*Objective*. Repeat the entries that follow verbatim, without any of their pictures.

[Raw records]
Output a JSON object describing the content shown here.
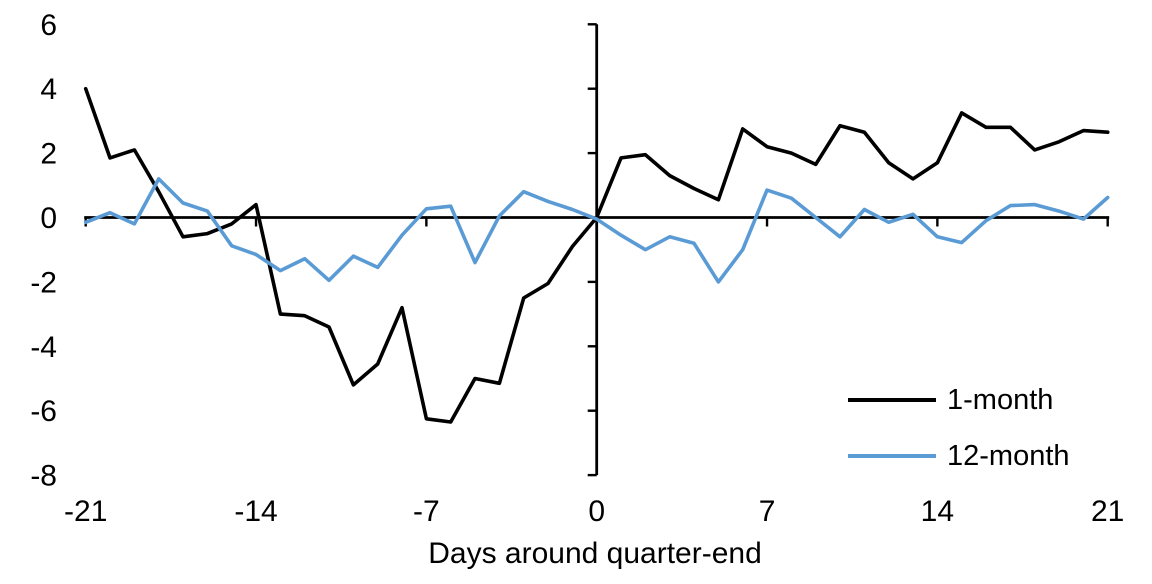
{
  "figure": {
    "background": "#ffffff",
    "text_color": "#000000",
    "axis_color": "#000000"
  },
  "legend": {
    "items": [
      {
        "label": "1-month",
        "color": "#000000"
      },
      {
        "label": "12-month",
        "color": "#5b9bd5"
      }
    ]
  },
  "chart_data": {
    "type": "line",
    "title": "",
    "xlabel": "Days around quarter-end",
    "ylabel": "",
    "xlim": [
      -21,
      21
    ],
    "ylim": [
      -8,
      6
    ],
    "x_ticks": [
      -21,
      -14,
      -7,
      0,
      7,
      14,
      21
    ],
    "y_ticks": [
      6,
      4,
      2,
      0,
      -2,
      -4,
      -6,
      -8
    ],
    "grid": false,
    "legend_position": "inside-lower-right",
    "x": [
      -21,
      -20,
      -19,
      -18,
      -17,
      -16,
      -15,
      -14,
      -13,
      -12,
      -11,
      -10,
      -9,
      -8,
      -7,
      -6,
      -5,
      -4,
      -3,
      -2,
      -1,
      0,
      1,
      2,
      3,
      4,
      5,
      6,
      7,
      8,
      9,
      10,
      11,
      12,
      13,
      14,
      15,
      16,
      17,
      18,
      19,
      20,
      21
    ],
    "series": [
      {
        "name": "1-month",
        "color": "#000000",
        "values": [
          4.0,
          1.85,
          2.1,
          0.8,
          -0.6,
          -0.5,
          -0.2,
          0.4,
          -3.0,
          -3.05,
          -3.4,
          -5.2,
          -4.55,
          -2.8,
          -6.25,
          -6.35,
          -5.0,
          -5.15,
          -2.5,
          -2.05,
          -0.9,
          0.0,
          1.85,
          1.95,
          1.3,
          0.9,
          0.55,
          2.75,
          2.2,
          2.0,
          1.65,
          2.85,
          2.65,
          1.7,
          1.2,
          1.7,
          3.25,
          2.8,
          2.8,
          2.1,
          2.35,
          2.7,
          2.65
        ]
      },
      {
        "name": "12-month",
        "color": "#5b9bd5",
        "values": [
          -0.15,
          0.15,
          -0.2,
          1.2,
          0.45,
          0.2,
          -0.88,
          -1.15,
          -1.65,
          -1.28,
          -1.95,
          -1.2,
          -1.55,
          -0.55,
          0.27,
          0.35,
          -1.4,
          0.05,
          0.8,
          0.5,
          0.25,
          -0.05,
          -0.55,
          -1.0,
          -0.6,
          -0.8,
          -2.0,
          -1.0,
          0.85,
          0.6,
          0.0,
          -0.6,
          0.25,
          -0.15,
          0.1,
          -0.6,
          -0.78,
          -0.1,
          0.37,
          0.4,
          0.2,
          -0.05,
          0.62
        ]
      }
    ]
  }
}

*Answer*.
Output a JSON object describing the content shown here.
{
  "figure": {
    "background": "#ffffff",
    "text_color": "#000000",
    "axis_color": "#000000"
  },
  "legend": {
    "items": [
      {
        "label": "1-month",
        "color": "#000000"
      },
      {
        "label": "12-month",
        "color": "#5b9bd5"
      }
    ]
  },
  "chart_data": {
    "type": "line",
    "title": "",
    "xlabel": "Days around quarter-end",
    "ylabel": "",
    "xlim": [
      -21,
      21
    ],
    "ylim": [
      -8,
      6
    ],
    "x_ticks": [
      -21,
      -14,
      -7,
      0,
      7,
      14,
      21
    ],
    "y_ticks": [
      6,
      4,
      2,
      0,
      -2,
      -4,
      -6,
      -8
    ],
    "grid": false,
    "legend_position": "inside-lower-right",
    "x": [
      -21,
      -20,
      -19,
      -18,
      -17,
      -16,
      -15,
      -14,
      -13,
      -12,
      -11,
      -10,
      -9,
      -8,
      -7,
      -6,
      -5,
      -4,
      -3,
      -2,
      -1,
      0,
      1,
      2,
      3,
      4,
      5,
      6,
      7,
      8,
      9,
      10,
      11,
      12,
      13,
      14,
      15,
      16,
      17,
      18,
      19,
      20,
      21
    ],
    "series": [
      {
        "name": "1-month",
        "color": "#000000",
        "values": [
          4.0,
          1.85,
          2.1,
          0.8,
          -0.6,
          -0.5,
          -0.2,
          0.4,
          -3.0,
          -3.05,
          -3.4,
          -5.2,
          -4.55,
          -2.8,
          -6.25,
          -6.35,
          -5.0,
          -5.15,
          -2.5,
          -2.05,
          -0.9,
          0.0,
          1.85,
          1.95,
          1.3,
          0.9,
          0.55,
          2.75,
          2.2,
          2.0,
          1.65,
          2.85,
          2.65,
          1.7,
          1.2,
          1.7,
          3.25,
          2.8,
          2.8,
          2.1,
          2.35,
          2.7,
          2.65
        ]
      },
      {
        "name": "12-month",
        "color": "#5b9bd5",
        "values": [
          -0.15,
          0.15,
          -0.2,
          1.2,
          0.45,
          0.2,
          -0.88,
          -1.15,
          -1.65,
          -1.28,
          -1.95,
          -1.2,
          -1.55,
          -0.55,
          0.27,
          0.35,
          -1.4,
          0.05,
          0.8,
          0.5,
          0.25,
          -0.05,
          -0.55,
          -1.0,
          -0.6,
          -0.8,
          -2.0,
          -1.0,
          0.85,
          0.6,
          0.0,
          -0.6,
          0.25,
          -0.15,
          0.1,
          -0.6,
          -0.78,
          -0.1,
          0.37,
          0.4,
          0.2,
          -0.05,
          0.62
        ]
      }
    ]
  }
}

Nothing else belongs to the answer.